_SOURCE RECORDS_.
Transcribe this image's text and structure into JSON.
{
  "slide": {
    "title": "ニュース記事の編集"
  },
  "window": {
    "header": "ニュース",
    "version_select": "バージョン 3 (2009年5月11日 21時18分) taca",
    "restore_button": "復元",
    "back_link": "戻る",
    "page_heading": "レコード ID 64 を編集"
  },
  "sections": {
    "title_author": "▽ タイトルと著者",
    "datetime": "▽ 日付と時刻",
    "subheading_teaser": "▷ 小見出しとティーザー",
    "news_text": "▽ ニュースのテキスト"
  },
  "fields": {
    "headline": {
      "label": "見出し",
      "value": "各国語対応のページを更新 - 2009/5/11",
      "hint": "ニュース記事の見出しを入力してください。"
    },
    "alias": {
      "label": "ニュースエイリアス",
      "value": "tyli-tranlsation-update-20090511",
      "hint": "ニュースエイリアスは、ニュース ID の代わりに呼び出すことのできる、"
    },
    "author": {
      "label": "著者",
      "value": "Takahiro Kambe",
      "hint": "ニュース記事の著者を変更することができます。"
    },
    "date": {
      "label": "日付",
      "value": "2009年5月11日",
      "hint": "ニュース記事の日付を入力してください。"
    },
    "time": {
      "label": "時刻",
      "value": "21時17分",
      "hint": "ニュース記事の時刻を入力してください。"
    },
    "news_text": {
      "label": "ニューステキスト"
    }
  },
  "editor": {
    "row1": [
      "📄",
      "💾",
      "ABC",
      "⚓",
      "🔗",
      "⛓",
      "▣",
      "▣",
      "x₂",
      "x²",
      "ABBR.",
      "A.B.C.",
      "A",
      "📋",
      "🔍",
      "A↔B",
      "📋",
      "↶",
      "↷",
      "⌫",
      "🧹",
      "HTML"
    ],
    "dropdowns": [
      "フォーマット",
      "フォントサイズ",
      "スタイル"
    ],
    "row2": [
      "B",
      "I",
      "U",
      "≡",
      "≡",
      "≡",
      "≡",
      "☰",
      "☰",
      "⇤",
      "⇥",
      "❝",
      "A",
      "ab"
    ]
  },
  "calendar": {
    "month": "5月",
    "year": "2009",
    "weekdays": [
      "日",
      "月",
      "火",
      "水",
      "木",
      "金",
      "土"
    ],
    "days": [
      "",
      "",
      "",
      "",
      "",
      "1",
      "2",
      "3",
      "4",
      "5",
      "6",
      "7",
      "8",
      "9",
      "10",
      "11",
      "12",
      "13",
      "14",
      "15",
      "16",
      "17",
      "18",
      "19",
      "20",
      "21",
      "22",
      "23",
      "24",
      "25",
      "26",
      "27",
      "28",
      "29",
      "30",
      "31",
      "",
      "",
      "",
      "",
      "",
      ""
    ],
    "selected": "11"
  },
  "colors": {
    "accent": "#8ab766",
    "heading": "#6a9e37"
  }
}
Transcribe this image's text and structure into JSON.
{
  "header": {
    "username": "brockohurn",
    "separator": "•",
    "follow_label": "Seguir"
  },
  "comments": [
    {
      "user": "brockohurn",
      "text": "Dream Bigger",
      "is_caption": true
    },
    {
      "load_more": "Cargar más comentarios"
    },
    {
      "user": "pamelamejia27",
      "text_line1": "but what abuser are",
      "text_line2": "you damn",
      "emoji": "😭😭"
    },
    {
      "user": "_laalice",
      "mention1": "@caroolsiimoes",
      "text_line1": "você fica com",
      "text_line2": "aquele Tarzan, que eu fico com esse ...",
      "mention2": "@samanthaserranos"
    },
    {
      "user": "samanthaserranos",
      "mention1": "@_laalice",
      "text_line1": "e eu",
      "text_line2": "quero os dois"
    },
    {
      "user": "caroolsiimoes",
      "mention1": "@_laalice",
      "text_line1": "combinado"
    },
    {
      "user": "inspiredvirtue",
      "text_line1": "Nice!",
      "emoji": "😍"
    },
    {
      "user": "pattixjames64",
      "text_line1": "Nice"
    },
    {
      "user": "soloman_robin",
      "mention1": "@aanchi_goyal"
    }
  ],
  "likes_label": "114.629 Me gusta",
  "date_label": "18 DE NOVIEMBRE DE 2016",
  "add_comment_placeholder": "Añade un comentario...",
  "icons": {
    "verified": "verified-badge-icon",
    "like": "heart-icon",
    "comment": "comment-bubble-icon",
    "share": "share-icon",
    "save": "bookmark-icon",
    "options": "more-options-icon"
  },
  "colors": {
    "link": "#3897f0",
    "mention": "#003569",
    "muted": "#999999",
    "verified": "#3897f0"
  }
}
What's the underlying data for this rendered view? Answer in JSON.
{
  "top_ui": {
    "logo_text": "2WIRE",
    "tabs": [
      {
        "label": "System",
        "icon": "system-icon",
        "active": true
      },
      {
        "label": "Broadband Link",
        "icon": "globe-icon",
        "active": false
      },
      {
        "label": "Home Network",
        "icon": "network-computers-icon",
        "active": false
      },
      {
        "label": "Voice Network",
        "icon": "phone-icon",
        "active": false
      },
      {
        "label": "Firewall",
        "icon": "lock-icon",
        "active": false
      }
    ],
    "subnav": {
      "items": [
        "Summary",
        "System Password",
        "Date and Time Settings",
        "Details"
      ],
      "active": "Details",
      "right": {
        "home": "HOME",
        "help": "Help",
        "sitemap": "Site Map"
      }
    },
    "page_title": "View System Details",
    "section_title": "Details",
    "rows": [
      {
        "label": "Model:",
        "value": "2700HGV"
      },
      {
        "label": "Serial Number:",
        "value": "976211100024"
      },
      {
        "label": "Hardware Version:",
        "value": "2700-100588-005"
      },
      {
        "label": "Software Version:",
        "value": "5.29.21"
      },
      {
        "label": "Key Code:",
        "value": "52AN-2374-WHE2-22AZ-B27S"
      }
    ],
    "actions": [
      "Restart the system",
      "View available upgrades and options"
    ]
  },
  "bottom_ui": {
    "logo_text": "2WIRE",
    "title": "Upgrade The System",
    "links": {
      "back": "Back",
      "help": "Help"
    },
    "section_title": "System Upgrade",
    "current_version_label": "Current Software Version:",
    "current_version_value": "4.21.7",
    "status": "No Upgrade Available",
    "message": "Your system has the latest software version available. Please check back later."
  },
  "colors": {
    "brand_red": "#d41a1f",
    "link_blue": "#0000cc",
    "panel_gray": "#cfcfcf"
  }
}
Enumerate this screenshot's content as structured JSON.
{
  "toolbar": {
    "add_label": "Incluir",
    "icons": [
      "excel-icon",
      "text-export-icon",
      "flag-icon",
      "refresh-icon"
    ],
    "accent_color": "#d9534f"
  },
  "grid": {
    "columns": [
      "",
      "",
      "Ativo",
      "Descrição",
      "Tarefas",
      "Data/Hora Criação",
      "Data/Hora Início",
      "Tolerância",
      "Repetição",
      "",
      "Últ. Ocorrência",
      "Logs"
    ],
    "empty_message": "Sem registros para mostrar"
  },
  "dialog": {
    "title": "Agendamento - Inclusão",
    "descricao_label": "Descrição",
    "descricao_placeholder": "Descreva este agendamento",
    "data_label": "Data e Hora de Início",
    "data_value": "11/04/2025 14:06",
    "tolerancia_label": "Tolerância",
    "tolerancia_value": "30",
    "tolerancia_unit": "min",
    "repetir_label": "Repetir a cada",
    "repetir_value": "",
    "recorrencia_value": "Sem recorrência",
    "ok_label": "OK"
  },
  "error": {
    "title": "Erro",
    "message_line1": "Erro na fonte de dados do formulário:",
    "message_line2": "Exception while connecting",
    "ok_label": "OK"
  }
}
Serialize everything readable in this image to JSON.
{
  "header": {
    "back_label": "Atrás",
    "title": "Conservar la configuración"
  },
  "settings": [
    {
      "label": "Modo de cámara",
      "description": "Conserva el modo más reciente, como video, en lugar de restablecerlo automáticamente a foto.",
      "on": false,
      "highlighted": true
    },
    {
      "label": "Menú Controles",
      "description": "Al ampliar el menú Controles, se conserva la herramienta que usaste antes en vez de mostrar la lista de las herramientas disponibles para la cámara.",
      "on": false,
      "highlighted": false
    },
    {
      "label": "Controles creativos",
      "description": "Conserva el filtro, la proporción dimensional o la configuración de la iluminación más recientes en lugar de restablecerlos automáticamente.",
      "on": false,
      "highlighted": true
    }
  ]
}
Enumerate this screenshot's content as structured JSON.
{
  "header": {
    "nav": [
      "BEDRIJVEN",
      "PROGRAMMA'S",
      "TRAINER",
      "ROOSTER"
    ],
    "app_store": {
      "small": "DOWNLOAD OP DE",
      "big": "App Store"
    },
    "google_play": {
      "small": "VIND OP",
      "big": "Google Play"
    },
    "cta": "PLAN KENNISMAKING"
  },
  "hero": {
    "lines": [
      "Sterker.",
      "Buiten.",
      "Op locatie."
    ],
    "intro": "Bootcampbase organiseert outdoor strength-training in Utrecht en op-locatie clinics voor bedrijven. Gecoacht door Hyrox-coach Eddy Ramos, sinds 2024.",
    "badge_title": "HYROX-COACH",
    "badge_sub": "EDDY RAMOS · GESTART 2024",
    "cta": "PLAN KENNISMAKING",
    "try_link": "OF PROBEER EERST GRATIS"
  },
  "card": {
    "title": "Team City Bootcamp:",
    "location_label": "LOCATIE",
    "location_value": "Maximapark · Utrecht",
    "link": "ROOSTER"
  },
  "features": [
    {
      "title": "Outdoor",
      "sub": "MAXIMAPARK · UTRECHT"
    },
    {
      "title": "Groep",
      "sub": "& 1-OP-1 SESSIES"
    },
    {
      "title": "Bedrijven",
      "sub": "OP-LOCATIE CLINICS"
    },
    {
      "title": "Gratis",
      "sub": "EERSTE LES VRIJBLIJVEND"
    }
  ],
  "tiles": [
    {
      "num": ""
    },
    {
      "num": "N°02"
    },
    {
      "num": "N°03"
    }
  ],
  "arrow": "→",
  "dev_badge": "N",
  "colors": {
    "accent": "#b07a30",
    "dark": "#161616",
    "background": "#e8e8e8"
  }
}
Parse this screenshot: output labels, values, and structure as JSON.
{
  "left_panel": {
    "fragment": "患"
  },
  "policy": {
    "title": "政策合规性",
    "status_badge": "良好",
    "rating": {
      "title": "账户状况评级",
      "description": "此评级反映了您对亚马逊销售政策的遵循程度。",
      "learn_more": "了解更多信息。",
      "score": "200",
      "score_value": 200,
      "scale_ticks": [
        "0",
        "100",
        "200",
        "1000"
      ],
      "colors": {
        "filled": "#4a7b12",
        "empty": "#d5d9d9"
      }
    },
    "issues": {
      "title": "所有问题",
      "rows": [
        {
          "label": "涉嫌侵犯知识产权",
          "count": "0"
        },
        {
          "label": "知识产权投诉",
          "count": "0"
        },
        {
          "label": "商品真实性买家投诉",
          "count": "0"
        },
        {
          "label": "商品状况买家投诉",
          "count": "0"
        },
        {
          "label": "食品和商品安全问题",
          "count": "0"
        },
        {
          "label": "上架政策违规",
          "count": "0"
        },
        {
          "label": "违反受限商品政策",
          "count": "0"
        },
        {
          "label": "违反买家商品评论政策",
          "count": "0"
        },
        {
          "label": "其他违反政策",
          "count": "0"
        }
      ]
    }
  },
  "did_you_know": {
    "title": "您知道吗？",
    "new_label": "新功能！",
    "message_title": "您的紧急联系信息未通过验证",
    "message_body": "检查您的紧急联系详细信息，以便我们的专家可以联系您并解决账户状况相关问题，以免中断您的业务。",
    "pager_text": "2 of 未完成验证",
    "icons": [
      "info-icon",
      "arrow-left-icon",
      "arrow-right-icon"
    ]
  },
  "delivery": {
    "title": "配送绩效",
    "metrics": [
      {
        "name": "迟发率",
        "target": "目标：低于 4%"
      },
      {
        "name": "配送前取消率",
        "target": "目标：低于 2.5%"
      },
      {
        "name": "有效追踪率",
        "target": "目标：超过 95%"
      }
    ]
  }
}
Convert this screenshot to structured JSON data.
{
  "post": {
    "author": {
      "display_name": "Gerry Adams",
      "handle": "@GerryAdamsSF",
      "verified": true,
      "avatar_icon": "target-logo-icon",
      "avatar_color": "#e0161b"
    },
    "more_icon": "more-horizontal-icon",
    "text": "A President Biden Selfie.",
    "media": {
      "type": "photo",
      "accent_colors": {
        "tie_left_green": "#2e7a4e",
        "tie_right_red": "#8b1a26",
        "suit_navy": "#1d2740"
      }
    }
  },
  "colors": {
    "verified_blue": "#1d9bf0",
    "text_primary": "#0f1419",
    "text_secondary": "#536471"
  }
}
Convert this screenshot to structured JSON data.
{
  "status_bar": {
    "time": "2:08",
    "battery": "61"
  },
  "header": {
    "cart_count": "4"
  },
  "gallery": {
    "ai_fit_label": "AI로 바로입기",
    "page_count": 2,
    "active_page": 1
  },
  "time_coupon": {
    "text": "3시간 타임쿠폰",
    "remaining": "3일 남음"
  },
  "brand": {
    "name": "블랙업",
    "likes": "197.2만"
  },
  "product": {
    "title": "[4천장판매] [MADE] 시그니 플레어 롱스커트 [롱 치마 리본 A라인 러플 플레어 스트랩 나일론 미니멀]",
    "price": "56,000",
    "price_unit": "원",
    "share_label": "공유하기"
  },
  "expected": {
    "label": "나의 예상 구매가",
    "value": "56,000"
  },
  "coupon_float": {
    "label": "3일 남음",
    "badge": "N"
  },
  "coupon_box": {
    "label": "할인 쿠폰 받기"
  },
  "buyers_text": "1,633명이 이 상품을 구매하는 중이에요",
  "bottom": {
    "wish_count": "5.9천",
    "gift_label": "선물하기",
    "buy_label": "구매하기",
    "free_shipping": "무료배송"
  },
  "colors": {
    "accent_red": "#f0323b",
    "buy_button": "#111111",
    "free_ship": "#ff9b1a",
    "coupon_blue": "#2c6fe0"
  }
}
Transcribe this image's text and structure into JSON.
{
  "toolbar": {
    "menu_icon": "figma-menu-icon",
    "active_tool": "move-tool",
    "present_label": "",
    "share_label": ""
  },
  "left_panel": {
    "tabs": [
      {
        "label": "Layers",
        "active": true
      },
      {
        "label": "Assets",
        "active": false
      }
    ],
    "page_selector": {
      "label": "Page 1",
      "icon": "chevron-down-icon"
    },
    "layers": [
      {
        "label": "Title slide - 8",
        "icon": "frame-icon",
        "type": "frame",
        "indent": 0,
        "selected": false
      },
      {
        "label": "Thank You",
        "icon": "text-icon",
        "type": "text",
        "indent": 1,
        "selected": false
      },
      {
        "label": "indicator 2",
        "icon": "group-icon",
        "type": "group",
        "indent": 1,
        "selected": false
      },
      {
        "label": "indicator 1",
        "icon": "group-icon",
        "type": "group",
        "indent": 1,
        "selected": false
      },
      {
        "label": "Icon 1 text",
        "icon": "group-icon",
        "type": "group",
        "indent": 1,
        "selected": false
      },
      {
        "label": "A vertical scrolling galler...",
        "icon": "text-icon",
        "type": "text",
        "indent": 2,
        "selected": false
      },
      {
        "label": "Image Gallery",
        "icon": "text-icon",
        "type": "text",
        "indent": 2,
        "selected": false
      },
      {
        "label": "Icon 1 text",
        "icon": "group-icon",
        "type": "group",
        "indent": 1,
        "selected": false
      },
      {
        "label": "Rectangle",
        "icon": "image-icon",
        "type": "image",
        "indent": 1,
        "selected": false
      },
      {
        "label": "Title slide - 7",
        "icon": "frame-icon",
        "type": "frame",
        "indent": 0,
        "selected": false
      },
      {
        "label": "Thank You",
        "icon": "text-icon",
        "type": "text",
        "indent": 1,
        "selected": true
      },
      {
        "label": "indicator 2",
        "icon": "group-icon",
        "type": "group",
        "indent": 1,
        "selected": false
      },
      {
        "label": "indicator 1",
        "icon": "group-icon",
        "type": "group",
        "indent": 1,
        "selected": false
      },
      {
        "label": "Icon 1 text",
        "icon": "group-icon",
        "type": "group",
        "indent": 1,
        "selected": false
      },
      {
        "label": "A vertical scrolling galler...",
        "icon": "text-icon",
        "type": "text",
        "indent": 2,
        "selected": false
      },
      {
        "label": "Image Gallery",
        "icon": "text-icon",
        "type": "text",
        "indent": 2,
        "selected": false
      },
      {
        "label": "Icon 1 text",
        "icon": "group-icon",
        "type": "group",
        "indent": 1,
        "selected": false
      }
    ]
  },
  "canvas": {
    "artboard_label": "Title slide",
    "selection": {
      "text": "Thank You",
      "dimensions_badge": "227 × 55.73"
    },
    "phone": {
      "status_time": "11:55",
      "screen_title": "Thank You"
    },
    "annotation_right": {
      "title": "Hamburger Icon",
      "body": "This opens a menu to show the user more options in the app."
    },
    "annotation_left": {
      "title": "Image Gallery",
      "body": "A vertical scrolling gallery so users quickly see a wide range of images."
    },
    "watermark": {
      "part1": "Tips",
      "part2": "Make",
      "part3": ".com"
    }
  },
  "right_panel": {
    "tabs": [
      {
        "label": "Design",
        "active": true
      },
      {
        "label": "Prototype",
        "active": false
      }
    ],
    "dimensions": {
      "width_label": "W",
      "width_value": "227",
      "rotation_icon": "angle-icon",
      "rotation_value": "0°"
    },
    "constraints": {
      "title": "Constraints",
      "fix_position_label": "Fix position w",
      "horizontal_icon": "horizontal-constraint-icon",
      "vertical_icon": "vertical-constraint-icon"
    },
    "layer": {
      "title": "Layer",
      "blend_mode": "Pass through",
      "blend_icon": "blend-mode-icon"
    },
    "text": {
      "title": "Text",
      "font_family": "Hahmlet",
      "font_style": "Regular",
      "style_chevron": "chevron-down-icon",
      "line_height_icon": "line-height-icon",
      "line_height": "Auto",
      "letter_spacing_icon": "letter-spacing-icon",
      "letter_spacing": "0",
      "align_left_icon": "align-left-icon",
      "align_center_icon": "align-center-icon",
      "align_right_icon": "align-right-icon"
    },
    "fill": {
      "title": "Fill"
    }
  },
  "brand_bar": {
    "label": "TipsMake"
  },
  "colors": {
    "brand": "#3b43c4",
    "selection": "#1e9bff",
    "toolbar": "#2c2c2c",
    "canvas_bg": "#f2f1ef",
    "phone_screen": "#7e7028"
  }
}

_BRIEF_. The lines above form a set of records; determine how many of them contain the string "cámara" and give that number alone.

_OUTPUT OF THE TASK_. 2